# Written problem
Copy each line below in which the string "method" occurs.
[start Records supplied]
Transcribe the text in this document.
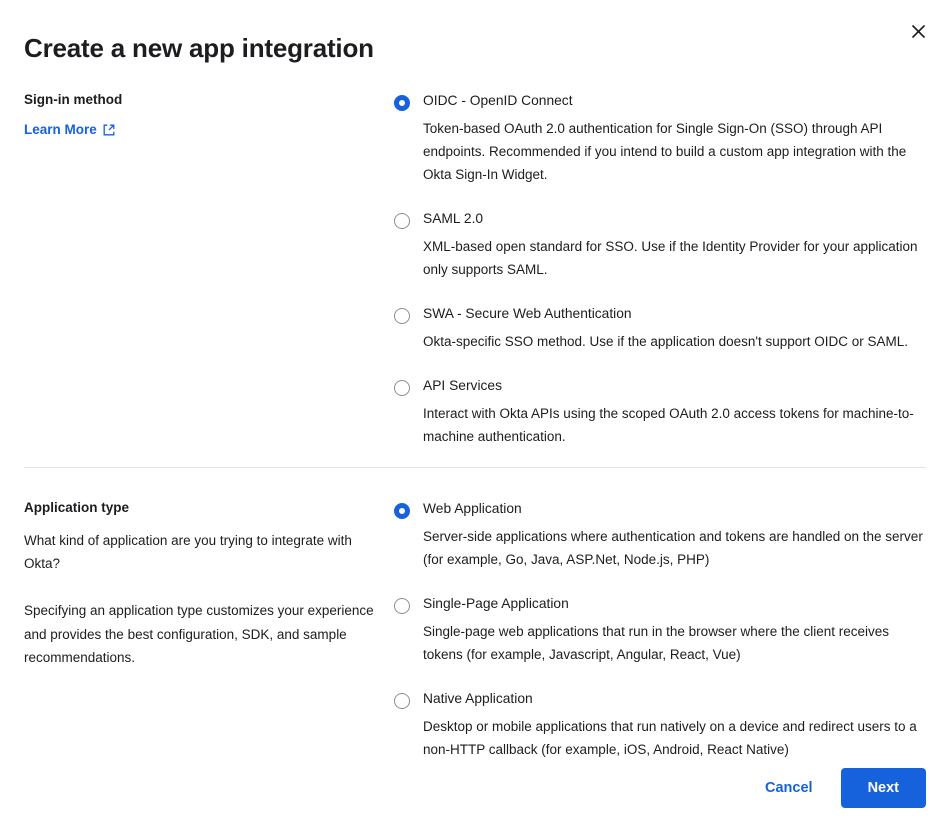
Create a new app integration
Sign-in method
Learn More
OIDC - OpenID Connect

Token-based OAuth 2.0 authentication for Single Sign-On (SSO) through API endpoints. Recommended if you intend to build a custom app integration with the Okta Sign-In Widget.

SAML 2.0

XML-based open standard for SSO. Use if the Identity Provider for your application only supports SAML.

SWA - Secure Web Authentication

Okta-specific SSO method. Use if the application doesn't support OIDC or SAML.

API Services

Interact with Okta APIs using the scoped OAuth 2.0 access tokens for machine-to-machine authentication.

Application type

What kind of application are you trying to integrate with Okta?

Specifying an application type customizes your experience and provides the best configuration, SDK, and sample recommendations.

Web Application

Server-side applications where authentication and tokens are handled on the server (for example, Go, Java, ASP.Net, Node.js, PHP)

Single-Page Application

Single-page web applications that run in the browser where the client receives tokens (for example, Javascript, Angular, React, Vue)

Native Application

Desktop or mobile applications that run natively on a device and redirect users to a non-HTTP callback (for example, iOS, Android, React Native)

Cancel	Next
[end Records supplied]
# Output
Sign-in method
Okta-specific SSO method. Use if the application doesn't support OIDC or SAML.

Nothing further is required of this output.